Some records
■ ■ ■ ■ ■ ■ ■

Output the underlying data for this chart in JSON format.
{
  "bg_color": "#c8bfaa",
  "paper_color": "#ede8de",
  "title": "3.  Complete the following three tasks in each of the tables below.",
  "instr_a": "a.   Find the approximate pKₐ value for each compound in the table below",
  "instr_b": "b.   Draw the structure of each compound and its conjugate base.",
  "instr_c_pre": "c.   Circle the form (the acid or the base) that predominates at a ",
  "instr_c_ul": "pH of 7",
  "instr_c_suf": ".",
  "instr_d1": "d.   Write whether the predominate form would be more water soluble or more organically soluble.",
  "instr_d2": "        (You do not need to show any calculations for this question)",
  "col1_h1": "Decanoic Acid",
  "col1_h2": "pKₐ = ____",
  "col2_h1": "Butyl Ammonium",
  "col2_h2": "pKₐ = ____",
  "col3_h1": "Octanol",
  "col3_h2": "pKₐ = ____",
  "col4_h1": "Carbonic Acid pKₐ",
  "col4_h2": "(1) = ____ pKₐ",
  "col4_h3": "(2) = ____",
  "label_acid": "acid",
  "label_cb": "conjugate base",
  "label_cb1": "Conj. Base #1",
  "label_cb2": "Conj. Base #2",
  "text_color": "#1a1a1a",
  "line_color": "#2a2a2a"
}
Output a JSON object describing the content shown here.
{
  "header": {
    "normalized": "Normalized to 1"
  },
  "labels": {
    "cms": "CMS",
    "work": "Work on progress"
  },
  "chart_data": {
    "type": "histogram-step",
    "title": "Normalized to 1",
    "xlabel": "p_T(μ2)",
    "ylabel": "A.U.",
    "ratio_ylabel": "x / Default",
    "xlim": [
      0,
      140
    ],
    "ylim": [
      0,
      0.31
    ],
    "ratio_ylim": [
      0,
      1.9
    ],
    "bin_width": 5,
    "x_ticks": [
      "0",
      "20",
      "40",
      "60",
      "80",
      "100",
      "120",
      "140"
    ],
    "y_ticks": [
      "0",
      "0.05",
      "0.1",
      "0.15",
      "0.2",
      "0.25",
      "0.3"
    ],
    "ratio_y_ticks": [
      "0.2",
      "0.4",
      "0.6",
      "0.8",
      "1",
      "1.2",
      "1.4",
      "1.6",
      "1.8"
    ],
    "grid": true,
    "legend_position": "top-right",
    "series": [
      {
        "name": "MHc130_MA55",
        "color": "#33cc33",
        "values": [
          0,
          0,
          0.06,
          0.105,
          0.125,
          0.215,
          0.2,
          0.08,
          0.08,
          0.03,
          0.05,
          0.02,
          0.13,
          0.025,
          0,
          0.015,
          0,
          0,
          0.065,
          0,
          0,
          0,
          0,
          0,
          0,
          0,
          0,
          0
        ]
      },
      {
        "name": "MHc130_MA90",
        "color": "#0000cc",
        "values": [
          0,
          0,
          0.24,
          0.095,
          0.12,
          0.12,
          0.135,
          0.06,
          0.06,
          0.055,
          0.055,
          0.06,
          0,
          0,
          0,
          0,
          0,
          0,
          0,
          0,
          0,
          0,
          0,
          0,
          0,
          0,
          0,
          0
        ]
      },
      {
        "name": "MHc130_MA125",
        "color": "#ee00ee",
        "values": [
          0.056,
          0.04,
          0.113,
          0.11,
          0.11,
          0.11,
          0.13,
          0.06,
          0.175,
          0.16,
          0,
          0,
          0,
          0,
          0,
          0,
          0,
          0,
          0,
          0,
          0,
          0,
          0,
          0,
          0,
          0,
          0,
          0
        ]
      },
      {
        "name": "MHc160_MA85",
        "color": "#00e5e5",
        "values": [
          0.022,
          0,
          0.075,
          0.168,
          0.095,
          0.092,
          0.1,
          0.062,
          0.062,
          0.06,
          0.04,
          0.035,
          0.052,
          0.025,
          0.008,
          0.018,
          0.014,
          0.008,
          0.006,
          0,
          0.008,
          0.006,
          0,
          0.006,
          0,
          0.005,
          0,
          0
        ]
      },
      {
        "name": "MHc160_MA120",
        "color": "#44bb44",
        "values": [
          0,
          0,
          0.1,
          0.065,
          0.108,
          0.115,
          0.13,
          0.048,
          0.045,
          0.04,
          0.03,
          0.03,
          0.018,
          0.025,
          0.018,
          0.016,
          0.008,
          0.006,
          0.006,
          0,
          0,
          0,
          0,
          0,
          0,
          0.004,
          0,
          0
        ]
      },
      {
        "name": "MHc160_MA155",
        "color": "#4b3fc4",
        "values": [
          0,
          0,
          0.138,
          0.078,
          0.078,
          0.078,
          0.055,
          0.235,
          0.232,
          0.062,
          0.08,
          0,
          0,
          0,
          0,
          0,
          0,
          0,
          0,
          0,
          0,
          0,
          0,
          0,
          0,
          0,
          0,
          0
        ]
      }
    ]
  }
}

■ ■ ■ ■ ■ ■ ■

■ **Set problem**: Give an exact copy of all the data shown above.

■ **Answer in full**:
Output the underlying data for this chart in JSON format.
{
  "bg_color": "#c8bfaa",
  "paper_color": "#ede8de",
  "title": "3.  Complete the following three tasks in each of the tables below.",
  "instr_a": "a.   Find the approximate pKₐ value for each compound in the table below",
  "instr_b": "b.   Draw the structure of each compound and its conjugate base.",
  "instr_c_pre": "c.   Circle the form (the acid or the base) that predominates at a ",
  "instr_c_ul": "pH of 7",
  "instr_c_suf": ".",
  "instr_d1": "d.   Write whether the predominate form would be more water soluble or more organically soluble.",
  "instr_d2": "        (You do not need to show any calculations for this question)",
  "col1_h1": "Decanoic Acid",
  "col1_h2": "pKₐ = ____",
  "col2_h1": "Butyl Ammonium",
  "col2_h2": "pKₐ = ____",
  "col3_h1": "Octanol",
  "col3_h2": "pKₐ = ____",
  "col4_h1": "Carbonic Acid pKₐ",
  "col4_h2": "(1) = ____ pKₐ",
  "col4_h3": "(2) = ____",
  "label_acid": "acid",
  "label_cb": "conjugate base",
  "label_cb1": "Conj. Base #1",
  "label_cb2": "Conj. Base #2",
  "text_color": "#1a1a1a",
  "line_color": "#2a2a2a"
}
Output a JSON object describing the content shown here.
{
  "header": {
    "normalized": "Normalized to 1"
  },
  "labels": {
    "cms": "CMS",
    "work": "Work on progress"
  },
  "chart_data": {
    "type": "histogram-step",
    "title": "Normalized to 1",
    "xlabel": "p_T(μ2)",
    "ylabel": "A.U.",
    "ratio_ylabel": "x / Default",
    "xlim": [
      0,
      140
    ],
    "ylim": [
      0,
      0.31
    ],
    "ratio_ylim": [
      0,
      1.9
    ],
    "bin_width": 5,
    "x_ticks": [
      "0",
      "20",
      "40",
      "60",
      "80",
      "100",
      "120",
      "140"
    ],
    "y_ticks": [
      "0",
      "0.05",
      "0.1",
      "0.15",
      "0.2",
      "0.25",
      "0.3"
    ],
    "ratio_y_ticks": [
      "0.2",
      "0.4",
      "0.6",
      "0.8",
      "1",
      "1.2",
      "1.4",
      "1.6",
      "1.8"
    ],
    "grid": true,
    "legend_position": "top-right",
    "series": [
      {
        "name": "MHc130_MA55",
        "color": "#33cc33",
        "values": [
          0,
          0,
          0.06,
          0.105,
          0.125,
          0.215,
          0.2,
          0.08,
          0.08,
          0.03,
          0.05,
          0.02,
          0.13,
          0.025,
          0,
          0.015,
          0,
          0,
          0.065,
          0,
          0,
          0,
          0,
          0,
          0,
          0,
          0,
          0
        ]
      },
      {
        "name": "MHc130_MA90",
        "color": "#0000cc",
        "values": [
          0,
          0,
          0.24,
          0.095,
          0.12,
          0.12,
          0.135,
          0.06,
          0.06,
          0.055,
          0.055,
          0.06,
          0,
          0,
          0,
          0,
          0,
          0,
          0,
          0,
          0,
          0,
          0,
          0,
          0,
          0,
          0,
          0
        ]
      },
      {
        "name": "MHc130_MA125",
        "color": "#ee00ee",
        "values": [
          0.056,
          0.04,
          0.113,
          0.11,
          0.11,
          0.11,
          0.13,
          0.06,
          0.175,
          0.16,
          0,
          0,
          0,
          0,
          0,
          0,
          0,
          0,
          0,
          0,
          0,
          0,
          0,
          0,
          0,
          0,
          0,
          0
        ]
      },
      {
        "name": "MHc160_MA85",
        "color": "#00e5e5",
        "values": [
          0.022,
          0,
          0.075,
          0.168,
          0.095,
          0.092,
          0.1,
          0.062,
          0.062,
          0.06,
          0.04,
          0.035,
          0.052,
          0.025,
          0.008,
          0.018,
          0.014,
          0.008,
          0.006,
          0,
          0.008,
          0.006,
          0,
          0.006,
          0,
          0.005,
          0,
          0
        ]
      },
      {
        "name": "MHc160_MA120",
        "color": "#44bb44",
        "values": [
          0,
          0,
          0.1,
          0.065,
          0.108,
          0.115,
          0.13,
          0.048,
          0.045,
          0.04,
          0.03,
          0.03,
          0.018,
          0.025,
          0.018,
          0.016,
          0.008,
          0.006,
          0.006,
          0,
          0,
          0,
          0,
          0,
          0,
          0.004,
          0,
          0
        ]
      },
      {
        "name": "MHc160_MA155",
        "color": "#4b3fc4",
        "values": [
          0,
          0,
          0.138,
          0.078,
          0.078,
          0.078,
          0.055,
          0.235,
          0.232,
          0.062,
          0.08,
          0,
          0,
          0,
          0,
          0,
          0,
          0,
          0,
          0,
          0,
          0,
          0,
          0,
          0,
          0,
          0,
          0
        ]
      }
    ]
  }
}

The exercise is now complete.